Given instruction — Say how many lines in the data below contain the word "المسلمين", and give no other text.

Data for this exercise —

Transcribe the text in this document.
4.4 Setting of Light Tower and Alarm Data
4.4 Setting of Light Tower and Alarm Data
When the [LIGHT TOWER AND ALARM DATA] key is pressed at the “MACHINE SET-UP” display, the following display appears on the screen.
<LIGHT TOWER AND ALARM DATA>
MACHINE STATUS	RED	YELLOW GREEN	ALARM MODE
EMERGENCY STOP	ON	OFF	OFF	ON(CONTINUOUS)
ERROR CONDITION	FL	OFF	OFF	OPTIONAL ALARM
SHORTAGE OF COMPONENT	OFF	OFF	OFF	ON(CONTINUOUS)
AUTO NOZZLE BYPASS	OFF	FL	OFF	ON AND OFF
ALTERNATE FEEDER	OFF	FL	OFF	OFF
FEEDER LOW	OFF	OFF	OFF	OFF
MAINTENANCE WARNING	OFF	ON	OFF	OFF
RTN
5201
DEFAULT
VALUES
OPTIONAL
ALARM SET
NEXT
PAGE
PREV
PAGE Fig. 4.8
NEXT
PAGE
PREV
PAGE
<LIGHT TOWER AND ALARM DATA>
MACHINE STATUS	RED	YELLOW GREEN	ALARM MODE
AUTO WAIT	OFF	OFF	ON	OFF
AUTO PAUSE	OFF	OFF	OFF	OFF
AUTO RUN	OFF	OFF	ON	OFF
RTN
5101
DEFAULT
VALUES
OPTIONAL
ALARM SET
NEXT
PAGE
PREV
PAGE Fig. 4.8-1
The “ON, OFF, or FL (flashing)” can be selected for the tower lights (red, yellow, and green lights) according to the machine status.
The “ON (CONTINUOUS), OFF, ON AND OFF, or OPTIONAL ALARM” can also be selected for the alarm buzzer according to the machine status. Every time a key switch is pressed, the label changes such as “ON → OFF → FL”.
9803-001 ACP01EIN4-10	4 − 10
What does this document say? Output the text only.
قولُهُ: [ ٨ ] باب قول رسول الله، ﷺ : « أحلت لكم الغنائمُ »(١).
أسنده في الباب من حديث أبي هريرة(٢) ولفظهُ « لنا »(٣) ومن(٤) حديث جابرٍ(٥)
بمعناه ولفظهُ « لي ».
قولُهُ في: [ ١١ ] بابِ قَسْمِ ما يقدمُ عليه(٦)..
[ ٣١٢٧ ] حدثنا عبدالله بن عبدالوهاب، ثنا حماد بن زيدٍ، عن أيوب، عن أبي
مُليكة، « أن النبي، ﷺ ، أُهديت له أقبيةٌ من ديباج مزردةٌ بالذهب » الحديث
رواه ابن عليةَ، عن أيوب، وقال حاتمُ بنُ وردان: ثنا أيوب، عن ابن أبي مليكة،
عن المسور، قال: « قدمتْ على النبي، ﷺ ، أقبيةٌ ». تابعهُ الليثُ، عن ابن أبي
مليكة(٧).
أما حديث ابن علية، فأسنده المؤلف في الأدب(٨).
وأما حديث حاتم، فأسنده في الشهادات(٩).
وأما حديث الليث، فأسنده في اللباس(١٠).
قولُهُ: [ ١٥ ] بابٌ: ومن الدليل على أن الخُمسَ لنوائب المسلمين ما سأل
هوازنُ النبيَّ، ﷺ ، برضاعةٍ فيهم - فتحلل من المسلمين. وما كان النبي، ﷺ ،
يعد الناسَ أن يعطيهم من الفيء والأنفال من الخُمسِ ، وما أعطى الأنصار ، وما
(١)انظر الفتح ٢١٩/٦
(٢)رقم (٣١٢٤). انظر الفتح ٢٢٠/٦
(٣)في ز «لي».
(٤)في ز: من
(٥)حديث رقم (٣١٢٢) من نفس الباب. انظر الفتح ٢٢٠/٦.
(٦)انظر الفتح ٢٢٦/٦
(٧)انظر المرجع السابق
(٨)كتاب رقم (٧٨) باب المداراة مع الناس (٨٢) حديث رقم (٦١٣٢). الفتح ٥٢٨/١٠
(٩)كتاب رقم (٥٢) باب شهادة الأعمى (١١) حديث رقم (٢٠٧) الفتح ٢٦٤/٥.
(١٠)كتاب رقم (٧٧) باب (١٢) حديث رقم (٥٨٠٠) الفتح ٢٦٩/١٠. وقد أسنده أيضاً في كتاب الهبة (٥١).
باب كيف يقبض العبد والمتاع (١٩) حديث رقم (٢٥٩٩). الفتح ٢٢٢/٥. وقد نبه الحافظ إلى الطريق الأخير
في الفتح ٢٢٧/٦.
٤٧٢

Full solution — 2